# What the task asks
In the data that follows, find the line containing "Give me the"; then quote that line and every line after it, exactly, through the last one.

[Items from a dataset]
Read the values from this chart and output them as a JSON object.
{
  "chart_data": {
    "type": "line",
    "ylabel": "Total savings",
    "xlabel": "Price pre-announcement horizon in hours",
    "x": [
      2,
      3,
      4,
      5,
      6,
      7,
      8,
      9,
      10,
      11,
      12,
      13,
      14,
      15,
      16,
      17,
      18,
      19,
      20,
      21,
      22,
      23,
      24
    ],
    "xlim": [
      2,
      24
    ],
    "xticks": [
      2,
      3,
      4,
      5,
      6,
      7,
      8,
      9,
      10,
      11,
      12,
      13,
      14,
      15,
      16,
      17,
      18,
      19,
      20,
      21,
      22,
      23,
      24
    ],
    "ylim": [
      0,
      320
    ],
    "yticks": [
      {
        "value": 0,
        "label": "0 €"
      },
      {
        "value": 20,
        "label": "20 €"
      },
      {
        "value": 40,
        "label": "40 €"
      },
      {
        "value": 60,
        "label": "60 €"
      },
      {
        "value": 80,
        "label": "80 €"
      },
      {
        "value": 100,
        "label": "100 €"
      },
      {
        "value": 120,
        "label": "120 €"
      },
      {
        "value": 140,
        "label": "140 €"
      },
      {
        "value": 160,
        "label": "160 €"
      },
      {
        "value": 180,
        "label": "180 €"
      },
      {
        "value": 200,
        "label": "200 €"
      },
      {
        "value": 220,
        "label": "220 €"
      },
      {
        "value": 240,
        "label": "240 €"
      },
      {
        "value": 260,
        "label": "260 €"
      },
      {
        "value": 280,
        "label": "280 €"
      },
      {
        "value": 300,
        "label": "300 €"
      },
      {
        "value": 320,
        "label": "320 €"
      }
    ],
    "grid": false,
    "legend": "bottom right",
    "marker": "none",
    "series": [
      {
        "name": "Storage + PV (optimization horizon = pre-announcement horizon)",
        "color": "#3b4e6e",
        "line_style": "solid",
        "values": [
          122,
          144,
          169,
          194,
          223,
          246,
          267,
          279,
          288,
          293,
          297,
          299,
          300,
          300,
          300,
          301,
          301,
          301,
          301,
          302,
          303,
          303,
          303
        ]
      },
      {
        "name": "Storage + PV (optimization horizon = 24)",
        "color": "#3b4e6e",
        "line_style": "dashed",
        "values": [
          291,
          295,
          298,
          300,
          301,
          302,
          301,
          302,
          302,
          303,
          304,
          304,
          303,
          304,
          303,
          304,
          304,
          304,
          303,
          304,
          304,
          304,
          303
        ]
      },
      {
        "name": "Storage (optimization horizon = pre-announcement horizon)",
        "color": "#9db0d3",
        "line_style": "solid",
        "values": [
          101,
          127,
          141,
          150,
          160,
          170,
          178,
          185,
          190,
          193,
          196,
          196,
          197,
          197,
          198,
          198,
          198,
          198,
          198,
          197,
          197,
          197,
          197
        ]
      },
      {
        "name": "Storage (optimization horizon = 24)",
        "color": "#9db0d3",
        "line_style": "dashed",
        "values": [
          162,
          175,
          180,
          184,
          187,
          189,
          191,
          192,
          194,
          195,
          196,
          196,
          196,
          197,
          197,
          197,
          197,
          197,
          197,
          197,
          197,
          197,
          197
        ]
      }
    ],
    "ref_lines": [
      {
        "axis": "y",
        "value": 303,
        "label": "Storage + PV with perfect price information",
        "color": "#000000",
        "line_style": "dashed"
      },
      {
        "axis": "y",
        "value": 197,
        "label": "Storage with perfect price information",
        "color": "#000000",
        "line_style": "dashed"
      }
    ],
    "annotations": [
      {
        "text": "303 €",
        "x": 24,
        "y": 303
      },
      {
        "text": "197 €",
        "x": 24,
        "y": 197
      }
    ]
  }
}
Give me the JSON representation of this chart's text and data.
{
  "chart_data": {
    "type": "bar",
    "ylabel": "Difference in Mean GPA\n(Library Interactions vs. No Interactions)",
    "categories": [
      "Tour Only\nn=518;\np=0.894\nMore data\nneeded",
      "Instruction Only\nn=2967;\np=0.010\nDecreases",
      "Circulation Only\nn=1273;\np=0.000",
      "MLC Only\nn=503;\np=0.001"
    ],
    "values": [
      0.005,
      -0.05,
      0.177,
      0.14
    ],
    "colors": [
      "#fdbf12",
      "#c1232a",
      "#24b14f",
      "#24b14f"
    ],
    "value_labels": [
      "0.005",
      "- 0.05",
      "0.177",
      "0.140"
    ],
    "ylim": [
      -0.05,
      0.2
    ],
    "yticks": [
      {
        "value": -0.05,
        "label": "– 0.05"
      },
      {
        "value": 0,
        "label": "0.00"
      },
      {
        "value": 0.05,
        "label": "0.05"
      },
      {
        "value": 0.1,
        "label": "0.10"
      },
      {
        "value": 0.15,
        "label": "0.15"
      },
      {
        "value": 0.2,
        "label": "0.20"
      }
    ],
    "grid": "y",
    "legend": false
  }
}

# Output below
Give me the JSON representation of this chart's text and data.
{
  "chart_data": {
    "type": "bar",
    "ylabel": "Difference in Mean GPA\n(Library Interactions vs. No Interactions)",
    "categories": [
      "Tour Only\nn=518;\np=0.894\nMore data\nneeded",
      "Instruction Only\nn=2967;\np=0.010\nDecreases",
      "Circulation Only\nn=1273;\np=0.000",
      "MLC Only\nn=503;\np=0.001"
    ],
    "values": [
      0.005,
      -0.05,
      0.177,
      0.14
    ],
    "colors": [
      "#fdbf12",
      "#c1232a",
      "#24b14f",
      "#24b14f"
    ],
    "value_labels": [
      "0.005",
      "- 0.05",
      "0.177",
      "0.140"
    ],
    "ylim": [
      -0.05,
      0.2
    ],
    "yticks": [
      {
        "value": -0.05,
        "label": "– 0.05"
      },
      {
        "value": 0,
        "label": "0.00"
      },
      {
        "value": 0.05,
        "label": "0.05"
      },
      {
        "value": 0.1,
        "label": "0.10"
      },
      {
        "value": 0.15,
        "label": "0.15"
      },
      {
        "value": 0.2,
        "label": "0.20"
      }
    ],
    "grid": "y",
    "legend": false
  }
}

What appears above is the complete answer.